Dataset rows

═══

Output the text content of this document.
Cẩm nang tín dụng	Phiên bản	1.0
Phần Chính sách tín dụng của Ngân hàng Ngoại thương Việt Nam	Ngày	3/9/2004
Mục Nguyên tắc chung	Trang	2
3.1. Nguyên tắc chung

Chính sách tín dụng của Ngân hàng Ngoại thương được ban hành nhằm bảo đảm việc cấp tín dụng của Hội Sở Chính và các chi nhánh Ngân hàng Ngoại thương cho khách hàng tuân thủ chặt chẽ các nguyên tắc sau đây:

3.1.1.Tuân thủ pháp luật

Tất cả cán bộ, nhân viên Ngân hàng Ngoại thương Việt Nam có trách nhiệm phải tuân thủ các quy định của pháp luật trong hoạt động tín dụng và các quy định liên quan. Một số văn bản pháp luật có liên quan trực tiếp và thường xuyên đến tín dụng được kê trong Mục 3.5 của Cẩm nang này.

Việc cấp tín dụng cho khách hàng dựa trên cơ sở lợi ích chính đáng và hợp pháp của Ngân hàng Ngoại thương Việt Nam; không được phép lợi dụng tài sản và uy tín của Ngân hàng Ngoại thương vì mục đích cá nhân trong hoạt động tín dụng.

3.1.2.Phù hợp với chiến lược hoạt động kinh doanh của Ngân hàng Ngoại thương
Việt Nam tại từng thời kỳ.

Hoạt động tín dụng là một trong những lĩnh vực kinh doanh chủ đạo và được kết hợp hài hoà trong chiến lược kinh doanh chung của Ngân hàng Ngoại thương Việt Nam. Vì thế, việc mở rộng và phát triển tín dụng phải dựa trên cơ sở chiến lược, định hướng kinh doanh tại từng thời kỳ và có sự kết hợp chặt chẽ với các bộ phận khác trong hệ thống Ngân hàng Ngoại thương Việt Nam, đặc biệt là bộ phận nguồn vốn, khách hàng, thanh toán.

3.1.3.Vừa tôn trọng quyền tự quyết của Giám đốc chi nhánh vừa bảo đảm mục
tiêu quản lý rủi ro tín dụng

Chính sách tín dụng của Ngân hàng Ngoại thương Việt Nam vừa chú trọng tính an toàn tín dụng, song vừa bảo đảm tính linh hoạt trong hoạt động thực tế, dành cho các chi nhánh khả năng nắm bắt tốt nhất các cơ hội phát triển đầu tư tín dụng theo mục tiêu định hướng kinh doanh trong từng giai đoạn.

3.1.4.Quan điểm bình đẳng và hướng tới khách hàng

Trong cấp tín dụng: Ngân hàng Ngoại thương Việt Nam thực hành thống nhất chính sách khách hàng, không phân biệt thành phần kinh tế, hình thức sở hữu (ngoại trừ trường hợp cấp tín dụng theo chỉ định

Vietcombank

═══

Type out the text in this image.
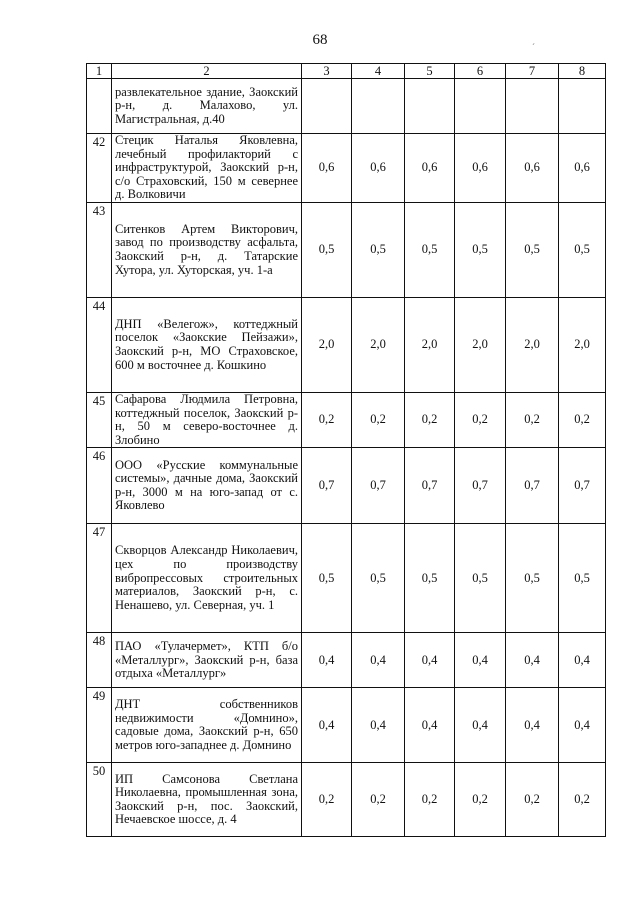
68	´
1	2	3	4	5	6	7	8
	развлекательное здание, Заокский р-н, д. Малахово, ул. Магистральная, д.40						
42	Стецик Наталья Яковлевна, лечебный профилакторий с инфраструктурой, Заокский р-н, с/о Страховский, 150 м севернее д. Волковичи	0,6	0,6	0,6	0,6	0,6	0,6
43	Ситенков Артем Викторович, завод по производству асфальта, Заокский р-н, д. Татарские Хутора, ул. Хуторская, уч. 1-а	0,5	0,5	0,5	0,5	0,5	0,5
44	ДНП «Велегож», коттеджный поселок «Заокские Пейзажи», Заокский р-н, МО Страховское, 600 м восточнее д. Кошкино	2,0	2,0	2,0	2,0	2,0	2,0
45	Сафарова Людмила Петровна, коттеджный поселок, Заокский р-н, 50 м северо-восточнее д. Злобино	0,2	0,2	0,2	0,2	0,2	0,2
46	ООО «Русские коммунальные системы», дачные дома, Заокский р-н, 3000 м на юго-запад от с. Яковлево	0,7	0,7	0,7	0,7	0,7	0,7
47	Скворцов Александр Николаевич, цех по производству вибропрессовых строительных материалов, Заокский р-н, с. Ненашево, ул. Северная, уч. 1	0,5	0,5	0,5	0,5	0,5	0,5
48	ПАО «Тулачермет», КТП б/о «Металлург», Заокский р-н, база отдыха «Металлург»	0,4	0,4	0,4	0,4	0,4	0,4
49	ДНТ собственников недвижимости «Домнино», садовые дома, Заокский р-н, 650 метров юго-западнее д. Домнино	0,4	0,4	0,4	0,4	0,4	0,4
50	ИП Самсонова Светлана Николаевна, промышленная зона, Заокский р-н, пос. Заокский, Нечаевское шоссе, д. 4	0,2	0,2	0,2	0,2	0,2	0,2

═══

EXERCISE OBJECTIVE: Select every line in the records above that contains the word "thời".

SOLVED EXERCISE:
Việt Nam tại từng thời kỳ.
Hoạt động tín dụng là một trong những lĩnh vực kinh doanh chủ đạo và được kết hợp hài hoà trong chiến lược kinh doanh chung của Ngân hàng Ngoại thương Việt Nam. Vì thế, việc mở rộng và phát triển tín dụng phải dựa trên cơ sở chiến lược, định hướng kinh doanh tại từng thời kỳ và có sự kết hợp chặt chẽ với các bộ phận khác trong hệ thống Ngân hàng Ngoại thương Việt Nam, đặc biệt là bộ phận nguồn vốn, khách hàng, thanh toán.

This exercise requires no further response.